EXTRAIT CHOISI:
---

    Sous cet angle, M. Bédard s’est révélé plus un nationaliste à la Legault, Marois, Landry, Dumont et Bouchard qu’un indépendantiste.

  • Sylvain Auclair - Abonné 26 novembre 2020 08 h 02

    Autorité paternelle?

    Je crois plutôt que la Code civil parlait auparavant de «puissance paternelle». Ah! Cette terminologie surannée (et mon correcteur proposait «surréaliste», ce qui n'est pas mal non plus)!

  • Bernard LEIFFET - Abonné 26 novembre 2020 08 h 08

    Le départ de monsieur M-A Bédard n'est pas sans soulever ce que fut la belle époque : songer à un Québec maître de sa destinée!

    D'hier à aujourd'ui, la politique québécoise s'est embourbée car trop éloignée du projet initial de souveraineté et d'indépendance. La Révolution tranquille et le Maître chez nous avaient en toile de fond la volonté de faire de notre langue et de notre culture françaises un apport nécessaire au développement du Québec. Mettre sur pied un parti politique ne fut pas une mince affaire puisque chacun y voyait là un signe de la démocratie sociale dont les aspirations étaient bien sûres loin du contexte précédent où l'anglais contrôlait la vie des citoyens!
    Tous ces hommes et ces femmes, RIN, PQ rassemblés, ont eu des guides n'ont pas assoiffés de pouvoir, mais qui voulaient une société plus juste et monsieur M-A Bédard fut l'un d'eux! C'est avec tristesse, comme membre du PQ, que je remercie ce grand homme qui a servi honorablement son pays, le Québec!
    Ils furent mombreux comme lui, messieurs J. Parizeau et Camille Laurin à vouloir sortir le Québec du carcan britannique qui demeurera toujours un vestige du colonialime d'antan. Depuis des siècles, nous voyons qu'il ne peut exister de dialogue et que la rivalité franco-anglaise ne permet pas aux québécois de vivre dans un pays libre de ses actions!
    La classe politique a déjà commencé à rendre hommage à monsieur M-A Bertrand. C'est bien, car il le mérite. Par contre, dans le contexte actiuel, il apparaît que la caqueterie et l'épouissement de la langue française font des vagues, bref, comme d'habitude il faudra encore attendre une fois! Le sujet est brûlant et le François Legault d'auparavant préfère repousser aujourd'hui les attentes de son ministre responsable de la loi 101! Ce gouvernement caquiste bat de l'aile, que ce soit avec ses consignes tout azimuth et contradictoires, bâclées, et la rivalité franco-anglaise tendancieuse en conservant le statu quo pour les cégeps par exemple! C'était mieux du temps de Monsieur M-A Bédard, la ligne droite étant la plus courte!
---
EXTRAIT DES DONNÉES:
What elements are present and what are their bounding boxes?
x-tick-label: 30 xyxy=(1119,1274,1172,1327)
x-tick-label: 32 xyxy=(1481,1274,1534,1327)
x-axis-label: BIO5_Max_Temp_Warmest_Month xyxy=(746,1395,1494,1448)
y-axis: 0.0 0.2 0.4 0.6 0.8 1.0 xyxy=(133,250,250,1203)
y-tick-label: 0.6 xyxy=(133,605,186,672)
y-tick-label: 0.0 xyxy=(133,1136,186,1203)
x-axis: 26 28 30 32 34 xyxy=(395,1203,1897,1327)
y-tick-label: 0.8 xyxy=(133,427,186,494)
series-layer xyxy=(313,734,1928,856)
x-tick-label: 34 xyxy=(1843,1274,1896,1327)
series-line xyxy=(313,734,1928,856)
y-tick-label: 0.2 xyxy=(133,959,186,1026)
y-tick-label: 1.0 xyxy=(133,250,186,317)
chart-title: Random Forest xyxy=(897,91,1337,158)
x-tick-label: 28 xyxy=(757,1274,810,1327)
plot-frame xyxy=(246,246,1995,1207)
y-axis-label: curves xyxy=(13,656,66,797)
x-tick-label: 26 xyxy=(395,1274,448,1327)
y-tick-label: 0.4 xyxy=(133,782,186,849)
---
OBJECTIF VISÉ:
Recopiez, s'il vous plaît, le passage de l'extrait choisi qui commence à « Je crois plutôt » et se termine à « de sa destinée! ». Les enregistrements proviennent d'une autre source.

RÉPONSE ATTENDUE:
Je crois plutôt que la Code civil parlait auparavant de «puissance paternelle». Ah! Cette terminologie surannée (et mon correcteur proposait «surréaliste», ce qui n'est pas mal non plus)!

  • Bernard LEIFFET - Abonné 26 novembre 2020 08 h 08

    Le départ de monsieur M-A Bédard n'est pas sans soulever ce que fut la belle époque : songer à un Québec maître de sa destinée!